Task requirements:
Reproduce the records that follow in full, excluding any picture they contain.

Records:
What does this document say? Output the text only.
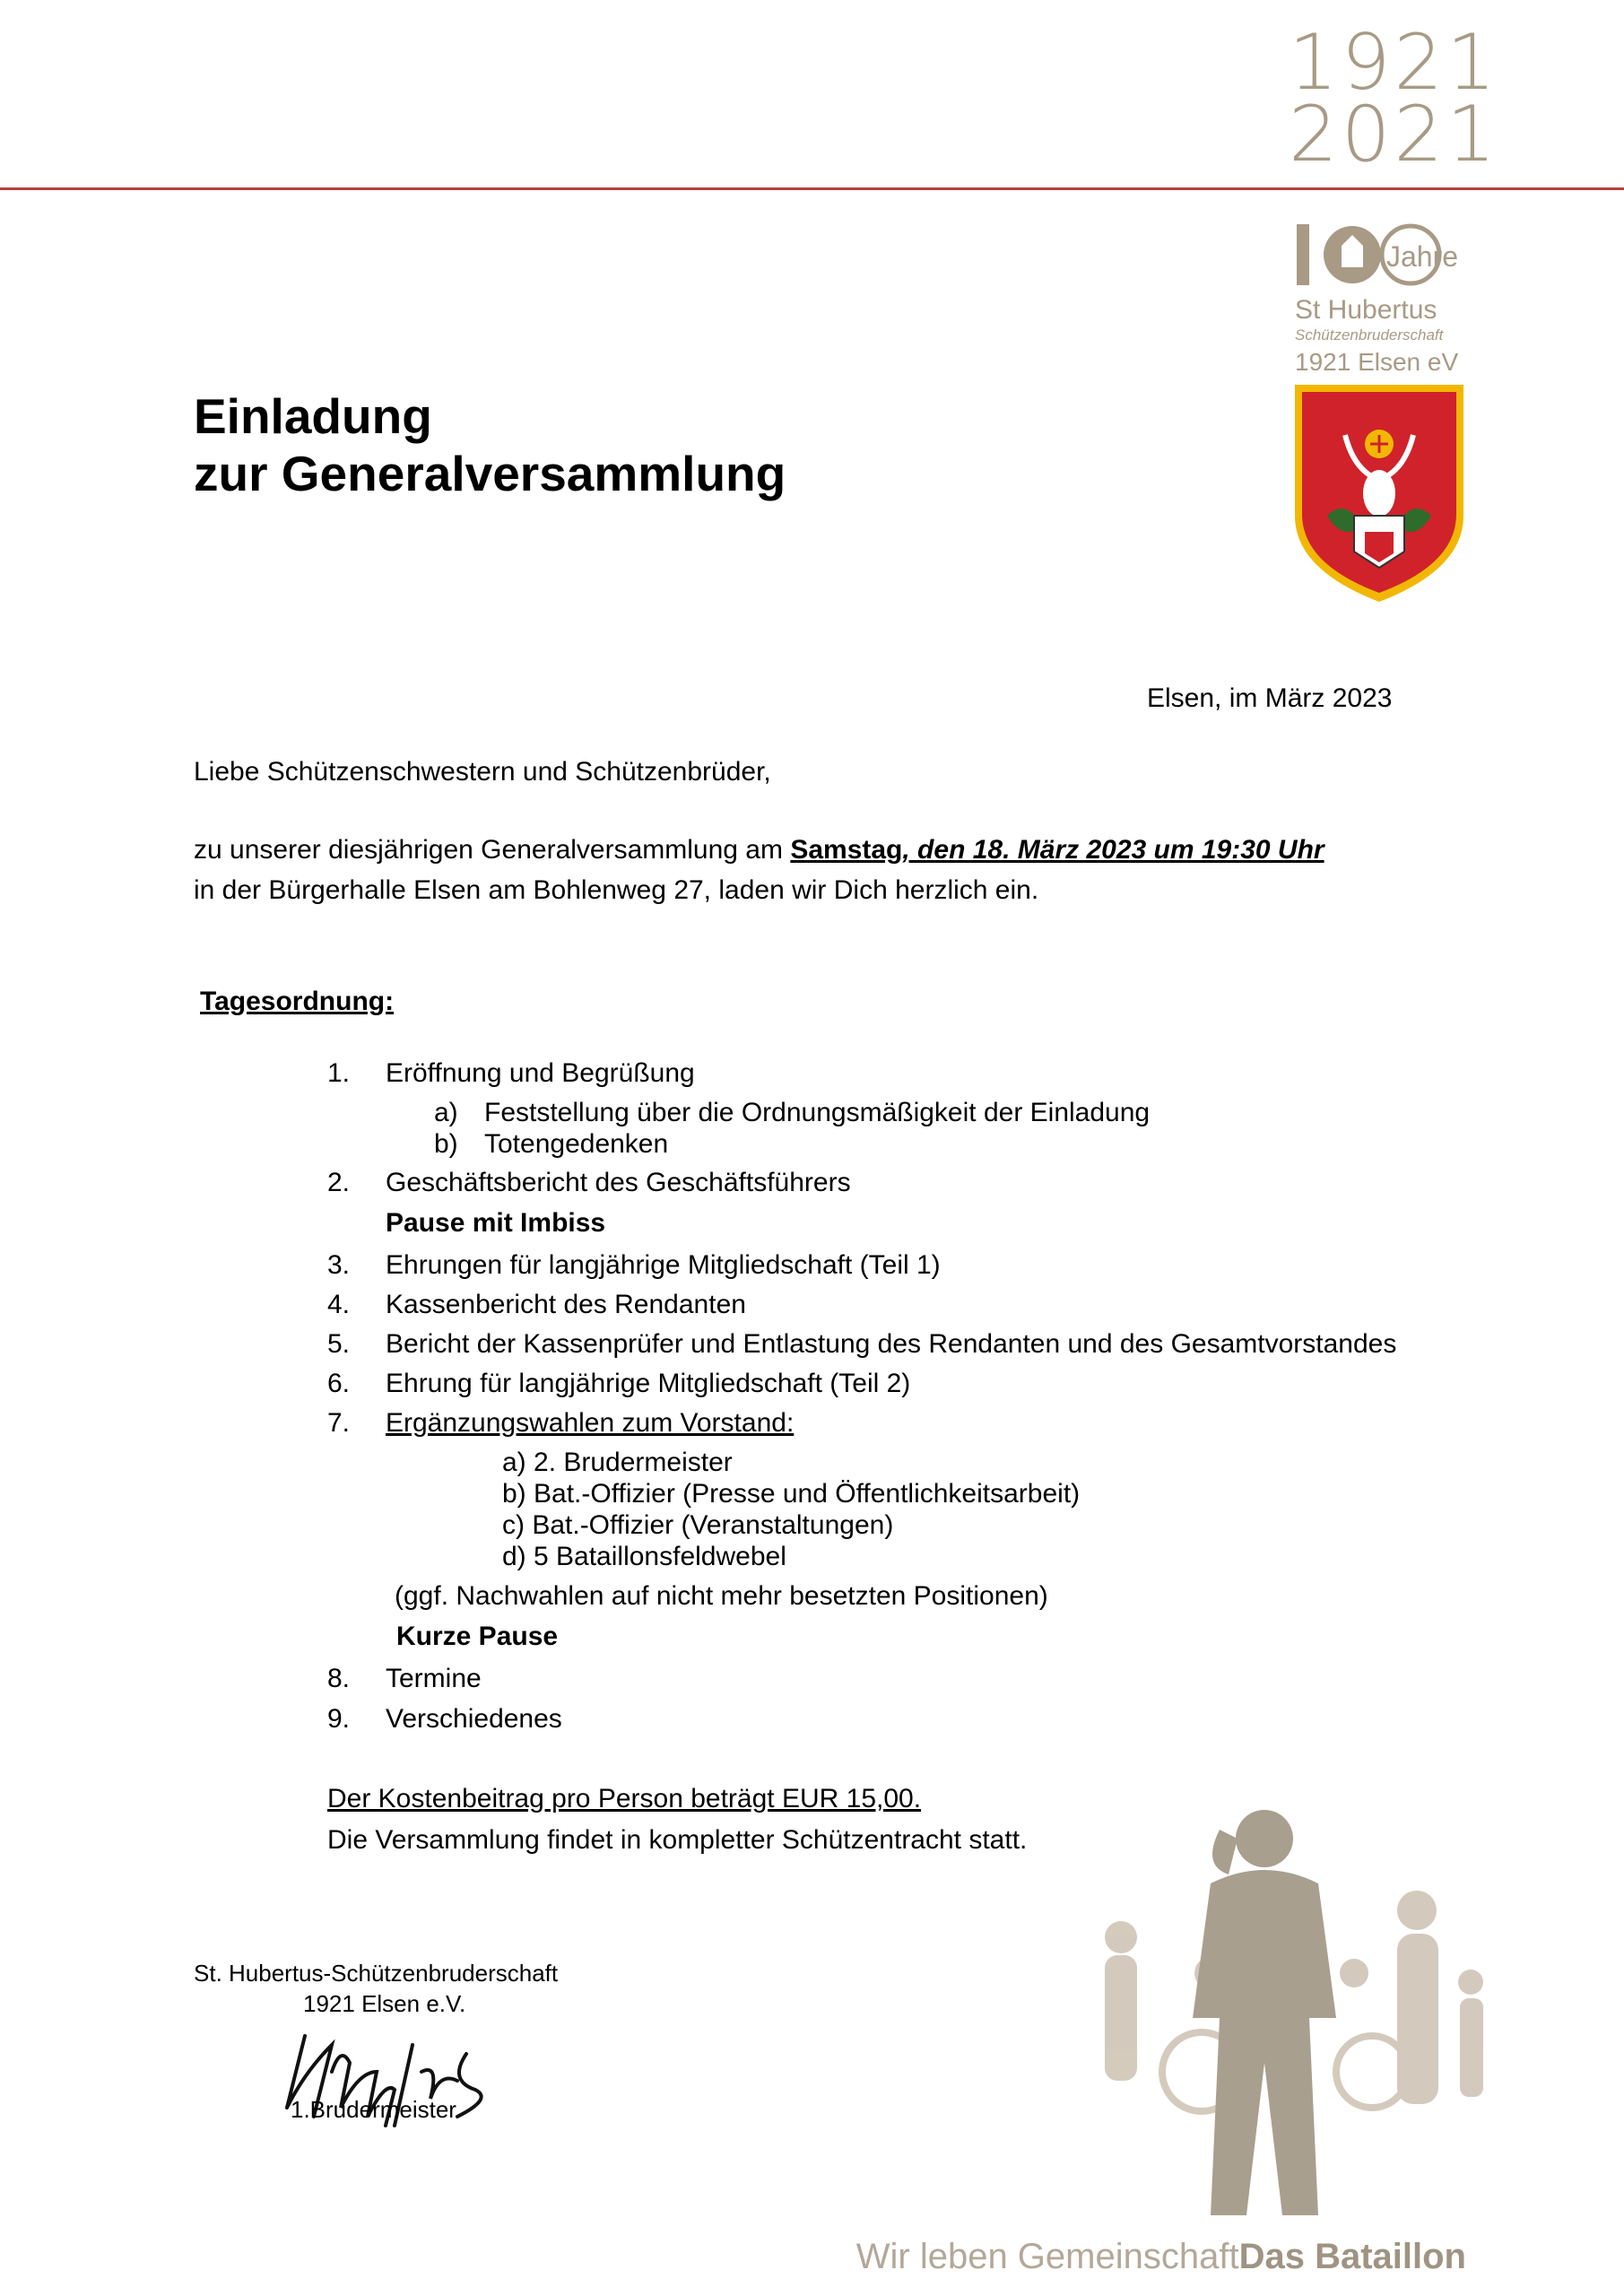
1921
2021
Jahre
St Hubertus
Schützenbruderschaft
1921 Elsen eV
Einladung
zur Generalversammlung
Elsen, im März 2023
Liebe Schützenschwestern und Schützenbrüder,
zu unserer diesjährigen Generalversammlung am Samstag, den 18. März 2023 um 19:30 Uhr
in der Bürgerhalle Elsen am Bohlenweg 27, laden wir Dich herzlich ein.
Tagesordnung:
1. Eröffnung und Begrüßung
a) Feststellung über die Ordnungsmäßigkeit der Einladung
b) Totengedenken
2. Geschäftsbericht des Geschäftsführers
Pause mit Imbiss
3. Ehrungen für langjährige Mitgliedschaft (Teil 1)
4. Kassenbericht des Rendanten
5. Bericht der Kassenprüfer und Entlastung des Rendanten und des Gesamtvorstandes
6. Ehrung für langjährige Mitgliedschaft (Teil 2)
7. Ergänzungswahlen zum Vorstand:
a) 2. Brudermeister
b) Bat.-Offizier (Presse und Öffentlichkeitsarbeit)
c) Bat.-Offizier (Veranstaltungen)
d) 5 Bataillonsfeldwebel
(ggf. Nachwahlen auf nicht mehr besetzten Positionen)
Kurze Pause
8. Termine
9. Verschiedenes
Der Kostenbeitrag pro Person beträgt EUR 15,00.
Die Versammlung findet in kompletter Schützentracht statt.
St. Hubertus-Schützenbruderschaft
1921 Elsen e.V.
1.Brudermeister
Wir leben GemeinschaftDas Bataillon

Response to the task:
What does this document say? Output the text only.
1921
2021
Jahre
St Hubertus
Schützenbruderschaft
1921 Elsen eV
Einladung
zur Generalversammlung
Elsen, im März 2023
Liebe Schützenschwestern und Schützenbrüder,
zu unserer diesjährigen Generalversammlung am Samstag, den 18. März 2023 um 19:30 Uhr
in der Bürgerhalle Elsen am Bohlenweg 27, laden wir Dich herzlich ein.
Tagesordnung:
1. Eröffnung und Begrüßung
a) Feststellung über die Ordnungsmäßigkeit der Einladung
b) Totengedenken
2. Geschäftsbericht des Geschäftsführers
Pause mit Imbiss
3. Ehrungen für langjährige Mitgliedschaft (Teil 1)
4. Kassenbericht des Rendanten
5. Bericht der Kassenprüfer und Entlastung des Rendanten und des Gesamtvorstandes
6. Ehrung für langjährige Mitgliedschaft (Teil 2)
7. Ergänzungswahlen zum Vorstand:
a) 2. Brudermeister
b) Bat.-Offizier (Presse und Öffentlichkeitsarbeit)
c) Bat.-Offizier (Veranstaltungen)
d) 5 Bataillonsfeldwebel
(ggf. Nachwahlen auf nicht mehr besetzten Positionen)
Kurze Pause
8. Termine
9. Verschiedenes
Der Kostenbeitrag pro Person beträgt EUR 15,00.
Die Versammlung findet in kompletter Schützentracht statt.
St. Hubertus-Schützenbruderschaft
1921 Elsen e.V.
1.Brudermeister
Wir leben GemeinschaftDas Bataillon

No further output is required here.